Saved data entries
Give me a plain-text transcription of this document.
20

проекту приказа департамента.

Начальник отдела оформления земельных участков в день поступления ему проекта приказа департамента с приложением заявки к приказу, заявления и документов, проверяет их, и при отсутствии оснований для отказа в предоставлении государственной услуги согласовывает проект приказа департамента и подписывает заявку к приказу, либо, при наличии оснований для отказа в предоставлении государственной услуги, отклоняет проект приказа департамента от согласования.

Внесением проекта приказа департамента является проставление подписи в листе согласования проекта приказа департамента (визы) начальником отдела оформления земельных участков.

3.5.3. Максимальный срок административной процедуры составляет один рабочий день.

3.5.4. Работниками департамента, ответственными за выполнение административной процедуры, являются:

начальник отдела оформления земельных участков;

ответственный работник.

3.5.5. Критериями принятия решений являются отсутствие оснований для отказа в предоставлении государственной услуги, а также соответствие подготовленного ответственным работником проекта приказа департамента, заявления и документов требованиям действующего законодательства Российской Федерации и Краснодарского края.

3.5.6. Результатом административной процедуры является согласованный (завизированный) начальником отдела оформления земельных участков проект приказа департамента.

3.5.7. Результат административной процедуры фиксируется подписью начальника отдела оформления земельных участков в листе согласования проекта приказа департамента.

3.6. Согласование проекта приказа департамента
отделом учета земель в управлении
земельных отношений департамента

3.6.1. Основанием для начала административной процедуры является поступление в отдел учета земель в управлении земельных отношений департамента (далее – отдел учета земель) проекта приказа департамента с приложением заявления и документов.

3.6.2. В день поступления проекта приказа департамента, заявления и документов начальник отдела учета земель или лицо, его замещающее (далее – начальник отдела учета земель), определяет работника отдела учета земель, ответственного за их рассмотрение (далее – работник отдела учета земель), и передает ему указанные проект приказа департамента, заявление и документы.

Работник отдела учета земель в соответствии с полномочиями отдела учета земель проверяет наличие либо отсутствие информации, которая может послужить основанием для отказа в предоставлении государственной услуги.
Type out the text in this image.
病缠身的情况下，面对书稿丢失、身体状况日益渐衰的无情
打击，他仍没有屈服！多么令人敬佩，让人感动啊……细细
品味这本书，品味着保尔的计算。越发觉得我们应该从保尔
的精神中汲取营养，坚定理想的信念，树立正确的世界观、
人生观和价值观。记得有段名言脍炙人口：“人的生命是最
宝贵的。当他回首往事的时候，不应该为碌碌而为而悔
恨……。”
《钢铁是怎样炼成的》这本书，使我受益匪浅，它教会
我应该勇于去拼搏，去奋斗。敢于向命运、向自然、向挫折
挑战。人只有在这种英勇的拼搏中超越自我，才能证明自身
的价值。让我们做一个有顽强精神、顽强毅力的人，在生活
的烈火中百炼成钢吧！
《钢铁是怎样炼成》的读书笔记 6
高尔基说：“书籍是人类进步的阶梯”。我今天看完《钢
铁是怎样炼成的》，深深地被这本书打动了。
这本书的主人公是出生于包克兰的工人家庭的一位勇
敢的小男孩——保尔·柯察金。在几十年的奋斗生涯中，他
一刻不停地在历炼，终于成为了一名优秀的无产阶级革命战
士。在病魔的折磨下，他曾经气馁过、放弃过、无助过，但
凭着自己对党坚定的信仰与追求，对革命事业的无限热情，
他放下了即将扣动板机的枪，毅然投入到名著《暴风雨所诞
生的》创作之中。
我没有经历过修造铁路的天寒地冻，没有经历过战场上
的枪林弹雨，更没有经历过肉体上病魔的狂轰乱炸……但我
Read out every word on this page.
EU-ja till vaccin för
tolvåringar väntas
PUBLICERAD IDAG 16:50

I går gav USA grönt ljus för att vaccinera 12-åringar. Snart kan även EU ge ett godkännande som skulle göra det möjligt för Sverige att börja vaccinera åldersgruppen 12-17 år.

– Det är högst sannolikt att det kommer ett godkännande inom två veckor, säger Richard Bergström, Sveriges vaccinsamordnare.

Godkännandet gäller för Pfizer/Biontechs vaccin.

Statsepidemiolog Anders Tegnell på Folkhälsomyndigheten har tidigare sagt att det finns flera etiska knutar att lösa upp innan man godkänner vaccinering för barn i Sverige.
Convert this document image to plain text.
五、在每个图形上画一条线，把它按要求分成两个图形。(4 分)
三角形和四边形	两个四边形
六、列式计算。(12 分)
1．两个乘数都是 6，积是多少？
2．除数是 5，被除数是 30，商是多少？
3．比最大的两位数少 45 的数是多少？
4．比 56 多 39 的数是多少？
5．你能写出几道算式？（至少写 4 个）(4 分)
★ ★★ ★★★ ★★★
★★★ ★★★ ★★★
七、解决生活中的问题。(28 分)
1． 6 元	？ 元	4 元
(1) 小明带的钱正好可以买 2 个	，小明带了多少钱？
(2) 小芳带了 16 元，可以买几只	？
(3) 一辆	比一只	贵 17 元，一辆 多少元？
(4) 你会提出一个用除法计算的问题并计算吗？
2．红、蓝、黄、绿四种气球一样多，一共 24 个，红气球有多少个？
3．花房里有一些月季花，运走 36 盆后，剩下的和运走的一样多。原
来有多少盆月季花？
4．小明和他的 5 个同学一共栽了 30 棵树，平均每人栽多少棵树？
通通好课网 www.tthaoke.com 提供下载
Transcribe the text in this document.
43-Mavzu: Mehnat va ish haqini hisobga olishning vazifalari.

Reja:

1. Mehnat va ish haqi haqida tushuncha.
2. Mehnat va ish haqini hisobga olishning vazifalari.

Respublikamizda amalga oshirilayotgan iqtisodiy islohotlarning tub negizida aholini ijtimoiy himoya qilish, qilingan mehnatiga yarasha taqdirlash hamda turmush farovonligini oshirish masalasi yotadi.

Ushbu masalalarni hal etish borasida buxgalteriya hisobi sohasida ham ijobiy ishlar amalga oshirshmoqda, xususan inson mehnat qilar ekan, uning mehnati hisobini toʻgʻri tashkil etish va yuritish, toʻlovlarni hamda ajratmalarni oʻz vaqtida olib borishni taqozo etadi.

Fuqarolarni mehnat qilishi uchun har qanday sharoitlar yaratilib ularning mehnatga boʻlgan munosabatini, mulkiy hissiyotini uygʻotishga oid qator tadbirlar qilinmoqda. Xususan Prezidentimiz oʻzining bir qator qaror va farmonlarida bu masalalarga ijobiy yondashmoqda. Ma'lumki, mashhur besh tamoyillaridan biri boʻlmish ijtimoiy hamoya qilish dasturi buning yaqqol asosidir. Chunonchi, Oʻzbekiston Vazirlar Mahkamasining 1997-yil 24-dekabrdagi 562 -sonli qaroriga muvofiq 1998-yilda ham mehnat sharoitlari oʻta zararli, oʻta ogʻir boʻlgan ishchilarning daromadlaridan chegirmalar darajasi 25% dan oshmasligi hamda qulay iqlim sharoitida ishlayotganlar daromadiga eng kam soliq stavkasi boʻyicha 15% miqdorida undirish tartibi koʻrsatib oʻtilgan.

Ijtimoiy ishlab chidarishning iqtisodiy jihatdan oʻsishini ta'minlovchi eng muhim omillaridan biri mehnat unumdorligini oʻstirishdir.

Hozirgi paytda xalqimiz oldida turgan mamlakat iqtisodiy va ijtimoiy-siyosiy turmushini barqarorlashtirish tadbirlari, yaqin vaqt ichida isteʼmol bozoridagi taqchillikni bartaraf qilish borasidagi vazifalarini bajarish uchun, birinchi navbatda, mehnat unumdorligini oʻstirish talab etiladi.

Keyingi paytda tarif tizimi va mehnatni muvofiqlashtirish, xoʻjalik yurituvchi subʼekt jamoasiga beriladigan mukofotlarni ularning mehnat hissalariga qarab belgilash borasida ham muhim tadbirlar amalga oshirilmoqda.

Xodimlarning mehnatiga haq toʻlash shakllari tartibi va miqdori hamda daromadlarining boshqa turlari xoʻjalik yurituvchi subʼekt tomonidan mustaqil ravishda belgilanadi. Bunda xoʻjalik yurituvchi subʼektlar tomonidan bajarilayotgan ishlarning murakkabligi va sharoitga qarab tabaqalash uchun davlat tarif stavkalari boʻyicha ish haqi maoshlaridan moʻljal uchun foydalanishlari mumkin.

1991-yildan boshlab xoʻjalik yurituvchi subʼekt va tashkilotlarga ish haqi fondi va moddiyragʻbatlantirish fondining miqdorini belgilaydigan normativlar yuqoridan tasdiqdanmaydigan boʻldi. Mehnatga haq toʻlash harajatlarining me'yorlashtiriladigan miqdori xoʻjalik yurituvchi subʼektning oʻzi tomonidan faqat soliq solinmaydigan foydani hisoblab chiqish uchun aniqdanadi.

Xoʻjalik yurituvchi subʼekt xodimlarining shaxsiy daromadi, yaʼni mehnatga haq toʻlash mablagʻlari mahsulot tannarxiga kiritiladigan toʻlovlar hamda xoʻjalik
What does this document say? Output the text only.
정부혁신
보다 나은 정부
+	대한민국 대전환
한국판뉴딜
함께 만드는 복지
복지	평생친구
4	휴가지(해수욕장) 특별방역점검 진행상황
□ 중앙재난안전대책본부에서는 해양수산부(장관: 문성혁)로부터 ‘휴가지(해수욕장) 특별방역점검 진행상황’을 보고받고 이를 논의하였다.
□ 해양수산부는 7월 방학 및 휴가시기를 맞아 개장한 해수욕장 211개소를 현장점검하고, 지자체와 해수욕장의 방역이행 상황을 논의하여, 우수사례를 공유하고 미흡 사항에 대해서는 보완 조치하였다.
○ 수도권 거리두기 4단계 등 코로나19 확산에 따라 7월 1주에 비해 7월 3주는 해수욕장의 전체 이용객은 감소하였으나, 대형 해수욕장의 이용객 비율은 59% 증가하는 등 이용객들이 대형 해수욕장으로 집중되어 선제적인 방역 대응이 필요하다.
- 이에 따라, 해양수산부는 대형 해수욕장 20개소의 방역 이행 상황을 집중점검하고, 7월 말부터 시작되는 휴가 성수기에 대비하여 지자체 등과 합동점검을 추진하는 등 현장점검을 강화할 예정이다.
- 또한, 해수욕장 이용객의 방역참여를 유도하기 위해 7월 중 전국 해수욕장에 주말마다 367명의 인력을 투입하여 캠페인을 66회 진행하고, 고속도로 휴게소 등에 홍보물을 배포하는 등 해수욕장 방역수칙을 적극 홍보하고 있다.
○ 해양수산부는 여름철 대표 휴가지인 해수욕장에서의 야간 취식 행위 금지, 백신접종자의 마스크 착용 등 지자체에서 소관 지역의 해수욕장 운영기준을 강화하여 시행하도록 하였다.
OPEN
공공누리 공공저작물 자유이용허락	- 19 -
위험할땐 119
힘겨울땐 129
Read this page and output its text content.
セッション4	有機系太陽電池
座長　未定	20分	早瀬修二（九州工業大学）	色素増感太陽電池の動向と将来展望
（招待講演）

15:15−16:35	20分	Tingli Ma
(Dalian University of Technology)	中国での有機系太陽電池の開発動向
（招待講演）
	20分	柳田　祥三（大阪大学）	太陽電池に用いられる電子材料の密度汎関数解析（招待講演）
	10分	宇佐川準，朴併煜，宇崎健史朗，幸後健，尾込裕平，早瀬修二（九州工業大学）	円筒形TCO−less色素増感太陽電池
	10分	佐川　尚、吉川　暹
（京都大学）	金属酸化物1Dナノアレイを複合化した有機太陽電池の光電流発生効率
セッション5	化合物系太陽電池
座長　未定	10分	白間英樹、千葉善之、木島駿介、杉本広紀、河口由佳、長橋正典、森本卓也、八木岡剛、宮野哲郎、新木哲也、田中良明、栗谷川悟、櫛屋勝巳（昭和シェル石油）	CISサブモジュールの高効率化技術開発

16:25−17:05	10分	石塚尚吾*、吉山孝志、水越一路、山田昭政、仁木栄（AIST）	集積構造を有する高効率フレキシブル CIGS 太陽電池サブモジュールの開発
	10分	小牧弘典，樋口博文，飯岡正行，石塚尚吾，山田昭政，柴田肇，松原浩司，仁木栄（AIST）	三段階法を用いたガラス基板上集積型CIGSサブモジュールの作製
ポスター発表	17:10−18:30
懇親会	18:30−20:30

YOUR INSTRUCTIONS → Where a line holds "早瀬修二", copy it out.

ANSWER TO THIS EXERCISE →
座長　未定	20分	早瀬修二（九州工業大学）	色素増感太陽電池の動向と将来展望
	10分	宇佐川準，朴併煜，宇崎健史朗，幸後健，尾込裕平，早瀬修二（九州工業大学）	円筒形TCO−less色素増感太陽電池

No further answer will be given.